Dataset entries:
··········
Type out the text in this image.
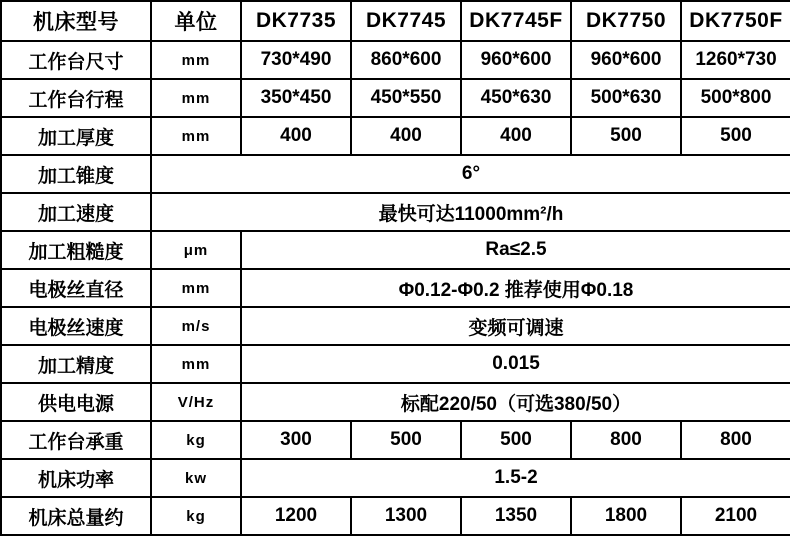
机床型号	单位	DK7735	DK7745	DK7745F	DK7750	DK7750F
工作台尺寸	mm	730*490	860*600	960*600	960*600	1260*730
工作台行程	mm	350*450	450*550	450*630	500*630	500*800
加工厚度	mm	400	400	400	500	500
加工锥度	6°					
加工速度	最快可达11000mm²/h					
加工粗糙度	μm	Ra≤2.5				
电极丝直径	mm	Φ0.12-Φ0.2 推荐使用Φ0.18				
电极丝速度	m/s	变频可调速				
加工精度	mm	0.015				
供电电源	V/Hz	标配220/50（可选380/50）				
工作台承重	kg	300	500	500	800	800
机床功率	kw	1.5-2				
机床总量约	kg	1200	1300	1350	1800	2100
··········
WHAT THE TASK REQUIRES.
Nothing but the pictures may be dropped; output the records above exactly.

TASK RESULT.
Type out the text in this image.
机床型号	单位	DK7735	DK7745	DK7745F	DK7750	DK7750F
工作台尺寸	mm	730*490	860*600	960*600	960*600	1260*730
工作台行程	mm	350*450	450*550	450*630	500*630	500*800
加工厚度	mm	400	400	400	500	500
加工锥度	6°					
加工速度	最快可达11000mm²/h					
加工粗糙度	μm	Ra≤2.5				
电极丝直径	mm	Φ0.12-Φ0.2 推荐使用Φ0.18				
电极丝速度	m/s	变频可调速				
加工精度	mm	0.015				
供电电源	V/Hz	标配220/50（可选380/50）				
工作台承重	kg	300	500	500	800	800
机床功率	kw	1.5-2				
机床总量约	kg	1200	1300	1350	1800	2100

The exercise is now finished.